** Exercise passage **
September 2021 – Humberto, Danushka and Brian have recently published a review in Cells. This paper, entitled The Intersection of Purine and Mitochondrial Metabolism in Cancer is part of the special issue ‘Ovary and Brain’ guest edited by our colleague Ilana Chefetz Menaker. The review discusses the evolving and complex roles of purine metabolism and how it is interconnected with mitochondrial and other metabolic pathways, with a particular focus on how these influence cancer progression.

Apr 2021 – Welcome to our newest lab member and postdoc Nandini. Nandini just completed a PhD in Chemistry from the Indian Institute of Technology, Bombay, Mumbai, working with Prof. Ruchi Anand (a former Ealick lab alumna). With a strong background in nucleotide metabolism and expertise in mechanistic enzymology, structural biology and the biophysical characterization of proteins, Nandini will be an extremely valuable member of the team helping to elucidate the molecular mechanisms and structural determinants of key protein complexes involved in nucleotide metabolism and viral pathogenesis.

Apr 2021 – The paper detailing another structure from our E. coli structural proteomics pipeline has been published in PLOS ONE. Congratulations to Iva and our collaborators from the Torelli group at Ithaca College, Fardin and Andy. The paper, entitled Structure of the E. coli Agmatinase, SPEB, details our structural work on the agmatine amidinohydrolase from E. coli. Thanks to everyone involved in the project. This is another great example of how groups of undergraduate students can purify, crystallize and solve structures of soluble E. coli proteins as independent research projects with little oversight. We thank the National Science Foundation (MCB 1750637) and the Research Corporation for Science Advancement (Cottrell Scholar Award to JBF) for their financial support of this project.

Mar 2021 – Yet another French lab alumnus will be starting medical school in the Fall. Congratulations to Jasper Sim (Biochemistry, McGill U., 2021), who volunteered in the lab during the summer of 2018. Jasper helped with a couple of projects, including an important contribution to Roger’s work on the structure and kinetics of Guanine Deaminase enzymes. Well done Jasper and good luck with your studies.

Mar 2021 – Congratulations to our newly minted Dr. Kim-Holzapfel, who successfully defended her thesis – well done Deb! She presented some of the work that she has done in the lab in her presentation entitled ‘Human Uridine 5′-monophosphate synthase stores metabolic potential in inactive biomolecular condensates’, and earned her well-deserved structure cake. Thanks very much to committee members Drs. Glynn (Stony Brook U.), Matus (SBU), Carpino (SBU) and Hicks (SUNY Cortland) for their help and support.


January 2021 – Congratulations to Danushka Arachchige, a postdoc in our lab, on winning an Eagles Telethon Postdoctoral Fellowship! Well done on your great work in the lab so far. We look forward to lots of exciting research in the future. We gratefully acknowlege the 5th district eagles cancer telethon for providing support to the HI to support this fellowship. Danushka’s application was entitled ‘Elucidating the relationship between purine biosynthetic protein overexpression and liver cancer prognosis’.

** Given entries **
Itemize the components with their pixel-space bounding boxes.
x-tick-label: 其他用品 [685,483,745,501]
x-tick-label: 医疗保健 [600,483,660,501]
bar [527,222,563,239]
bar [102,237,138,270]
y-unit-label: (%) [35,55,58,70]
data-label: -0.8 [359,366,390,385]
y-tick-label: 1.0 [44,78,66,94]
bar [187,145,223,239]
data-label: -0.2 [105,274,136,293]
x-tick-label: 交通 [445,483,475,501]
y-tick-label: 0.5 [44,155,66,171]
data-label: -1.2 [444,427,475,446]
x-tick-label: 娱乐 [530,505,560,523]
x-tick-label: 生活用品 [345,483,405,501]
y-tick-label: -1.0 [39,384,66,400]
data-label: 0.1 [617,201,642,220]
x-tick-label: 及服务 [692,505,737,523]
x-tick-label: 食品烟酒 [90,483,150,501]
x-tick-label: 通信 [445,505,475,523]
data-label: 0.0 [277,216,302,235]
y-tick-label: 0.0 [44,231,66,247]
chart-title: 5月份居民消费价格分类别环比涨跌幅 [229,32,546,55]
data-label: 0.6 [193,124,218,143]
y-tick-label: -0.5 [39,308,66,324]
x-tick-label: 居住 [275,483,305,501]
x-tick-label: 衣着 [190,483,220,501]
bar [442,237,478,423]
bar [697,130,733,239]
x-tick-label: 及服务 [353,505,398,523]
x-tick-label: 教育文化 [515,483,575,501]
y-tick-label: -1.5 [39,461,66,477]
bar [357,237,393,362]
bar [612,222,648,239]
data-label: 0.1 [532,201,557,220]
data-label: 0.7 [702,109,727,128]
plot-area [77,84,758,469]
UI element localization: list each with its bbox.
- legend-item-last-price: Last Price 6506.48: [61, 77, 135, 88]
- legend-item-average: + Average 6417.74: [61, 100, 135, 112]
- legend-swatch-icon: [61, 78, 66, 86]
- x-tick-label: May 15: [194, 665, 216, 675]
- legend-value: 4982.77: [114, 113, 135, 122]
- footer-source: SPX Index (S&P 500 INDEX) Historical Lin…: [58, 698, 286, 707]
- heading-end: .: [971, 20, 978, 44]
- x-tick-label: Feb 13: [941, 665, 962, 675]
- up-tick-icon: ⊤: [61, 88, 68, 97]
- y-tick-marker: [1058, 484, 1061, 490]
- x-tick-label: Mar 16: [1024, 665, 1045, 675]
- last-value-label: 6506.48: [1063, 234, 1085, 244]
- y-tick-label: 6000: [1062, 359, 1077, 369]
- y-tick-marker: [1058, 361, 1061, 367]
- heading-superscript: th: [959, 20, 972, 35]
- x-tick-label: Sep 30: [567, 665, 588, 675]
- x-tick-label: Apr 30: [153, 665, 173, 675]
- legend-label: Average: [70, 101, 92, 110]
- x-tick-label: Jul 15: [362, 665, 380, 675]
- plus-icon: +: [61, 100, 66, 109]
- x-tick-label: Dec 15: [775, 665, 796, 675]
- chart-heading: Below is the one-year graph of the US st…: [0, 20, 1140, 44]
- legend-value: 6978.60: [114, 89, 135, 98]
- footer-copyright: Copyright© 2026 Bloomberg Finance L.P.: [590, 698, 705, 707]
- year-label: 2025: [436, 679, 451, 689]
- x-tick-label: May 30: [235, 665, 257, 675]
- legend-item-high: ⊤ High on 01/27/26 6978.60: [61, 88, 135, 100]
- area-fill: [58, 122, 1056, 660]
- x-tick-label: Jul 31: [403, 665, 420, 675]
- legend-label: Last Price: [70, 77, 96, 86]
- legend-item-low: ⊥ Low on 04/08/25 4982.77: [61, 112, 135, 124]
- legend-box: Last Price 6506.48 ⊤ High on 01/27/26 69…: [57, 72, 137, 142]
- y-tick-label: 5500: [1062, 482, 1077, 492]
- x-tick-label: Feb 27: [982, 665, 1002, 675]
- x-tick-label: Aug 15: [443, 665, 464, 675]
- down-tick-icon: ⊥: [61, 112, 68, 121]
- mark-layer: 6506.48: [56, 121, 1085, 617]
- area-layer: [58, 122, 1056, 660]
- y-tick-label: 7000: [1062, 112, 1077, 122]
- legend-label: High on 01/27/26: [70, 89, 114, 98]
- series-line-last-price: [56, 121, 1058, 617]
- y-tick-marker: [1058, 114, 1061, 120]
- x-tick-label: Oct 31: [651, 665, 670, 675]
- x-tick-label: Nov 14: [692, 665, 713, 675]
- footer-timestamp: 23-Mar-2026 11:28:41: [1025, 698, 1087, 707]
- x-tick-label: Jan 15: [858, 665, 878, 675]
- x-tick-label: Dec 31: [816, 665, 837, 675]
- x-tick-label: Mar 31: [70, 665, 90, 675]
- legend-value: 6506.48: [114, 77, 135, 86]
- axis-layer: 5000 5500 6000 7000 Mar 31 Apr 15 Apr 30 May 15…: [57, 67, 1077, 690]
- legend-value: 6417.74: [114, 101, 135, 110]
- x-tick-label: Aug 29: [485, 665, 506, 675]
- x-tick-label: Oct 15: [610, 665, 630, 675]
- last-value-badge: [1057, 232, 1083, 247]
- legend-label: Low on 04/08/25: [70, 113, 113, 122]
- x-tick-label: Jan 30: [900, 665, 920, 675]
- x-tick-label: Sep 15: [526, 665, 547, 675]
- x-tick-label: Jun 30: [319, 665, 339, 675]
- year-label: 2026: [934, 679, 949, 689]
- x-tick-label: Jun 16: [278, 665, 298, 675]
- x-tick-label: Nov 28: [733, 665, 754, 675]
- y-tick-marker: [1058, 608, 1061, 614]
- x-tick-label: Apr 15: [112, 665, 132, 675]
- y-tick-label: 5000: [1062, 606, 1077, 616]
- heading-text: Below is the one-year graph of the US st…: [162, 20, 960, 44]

** Prompt **
Pull out, word for word, the section of the lab news that opens with the words "Mar 2021 – Congratulations" and closes with "help and support.".

** Your response **
Mar 2021 – Congratulations to our newly minted Dr. Kim-Holzapfel, who successfully defended her thesis – well done Deb! She presented some of the work that she has done in the lab in her presentation entitled ‘Human Uridine 5′-monophosphate synthase stores metabolic potential in inactive biomolecular condensates’, and earned her well-deserved structure cake. Thanks very much to committee members Drs. Glynn (Stony Brook U.), Matus (SBU), Carpino (SBU) and Hicks (SUNY Cortland) for their help and support.